* _Short problem_: Leaving out all images, write out the records that follow exactly.

* _Task inputs_:
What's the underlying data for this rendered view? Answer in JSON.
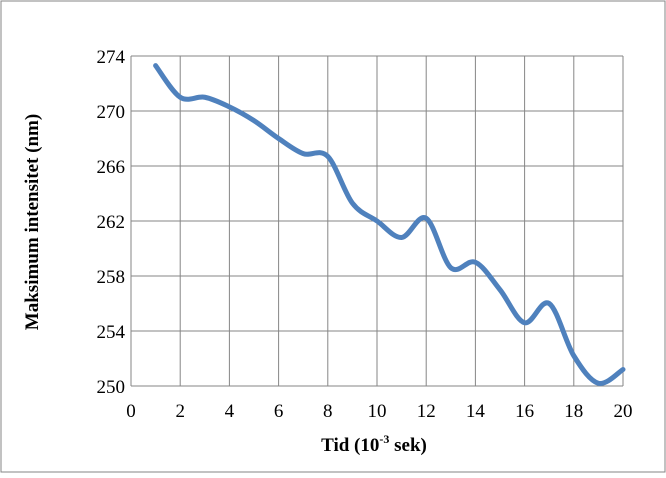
{
  "chart_data": {
    "type": "line",
    "title": "",
    "xlabel": "Tid (10",
    "xlabel_sup": "-3",
    "xlabel_suffix": " sek)",
    "ylabel": "Maksimum intensitet (nm)",
    "xlim": [
      0,
      20
    ],
    "ylim": [
      250,
      274
    ],
    "x_ticks": [
      0,
      2,
      4,
      6,
      8,
      10,
      12,
      14,
      16,
      18,
      20
    ],
    "y_ticks": [
      250,
      254,
      258,
      262,
      266,
      270,
      274
    ],
    "grid": true,
    "legend": "none",
    "smooth": true,
    "series": [
      {
        "color": "#4F81BD",
        "x": [
          1,
          2,
          3,
          4,
          5,
          6,
          7,
          8,
          9,
          10,
          11,
          12,
          13,
          14,
          15,
          16,
          17,
          18,
          19,
          20
        ],
        "y": [
          273.3,
          271.0,
          271.0,
          270.3,
          269.3,
          268.0,
          266.9,
          266.7,
          263.3,
          262.0,
          260.8,
          262.2,
          258.6,
          259.0,
          257.0,
          254.6,
          256.0,
          252.2,
          250.2,
          251.2
        ]
      }
    ]
  }
}
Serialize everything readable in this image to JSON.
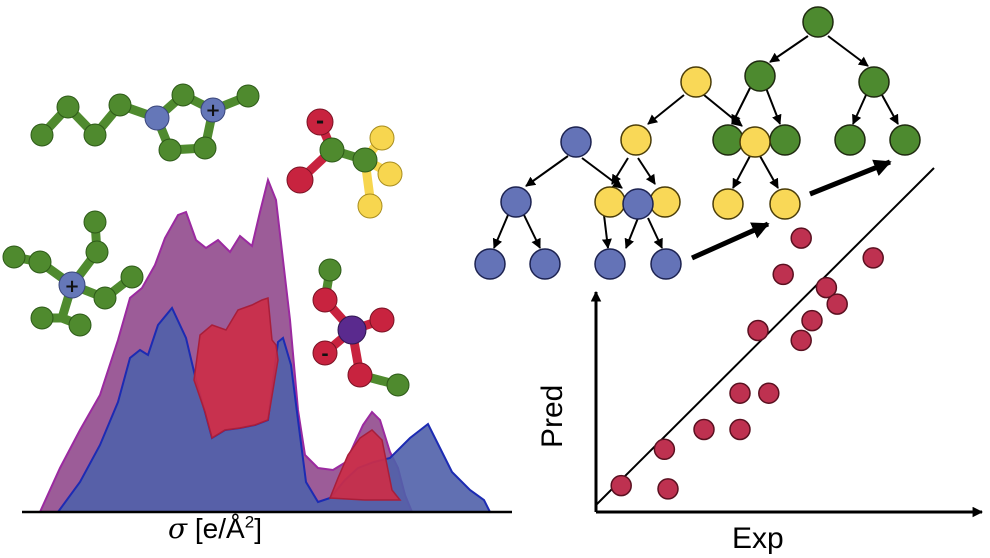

* _Complete response_:
What's the underlying data for this rendered view? Answer in JSON.
{
  "chart_data": {
    "type": "line",
    "title": "",
    "xlabel": "Tid (10",
    "xlabel_sup": "-3",
    "xlabel_suffix": " sek)",
    "ylabel": "Maksimum intensitet (nm)",
    "xlim": [
      0,
      20
    ],
    "ylim": [
      250,
      274
    ],
    "x_ticks": [
      0,
      2,
      4,
      6,
      8,
      10,
      12,
      14,
      16,
      18,
      20
    ],
    "y_ticks": [
      250,
      254,
      258,
      262,
      266,
      270,
      274
    ],
    "grid": true,
    "legend": "none",
    "smooth": true,
    "series": [
      {
        "color": "#4F81BD",
        "x": [
          1,
          2,
          3,
          4,
          5,
          6,
          7,
          8,
          9,
          10,
          11,
          12,
          13,
          14,
          15,
          16,
          17,
          18,
          19,
          20
        ],
        "y": [
          273.3,
          271.0,
          271.0,
          270.3,
          269.3,
          268.0,
          266.9,
          266.7,
          263.3,
          262.0,
          260.8,
          262.2,
          258.6,
          259.0,
          257.0,
          254.6,
          256.0,
          252.2,
          250.2,
          251.2
        ]
      }
    ]
  }
}
Serialize everything readable in this image to JSON.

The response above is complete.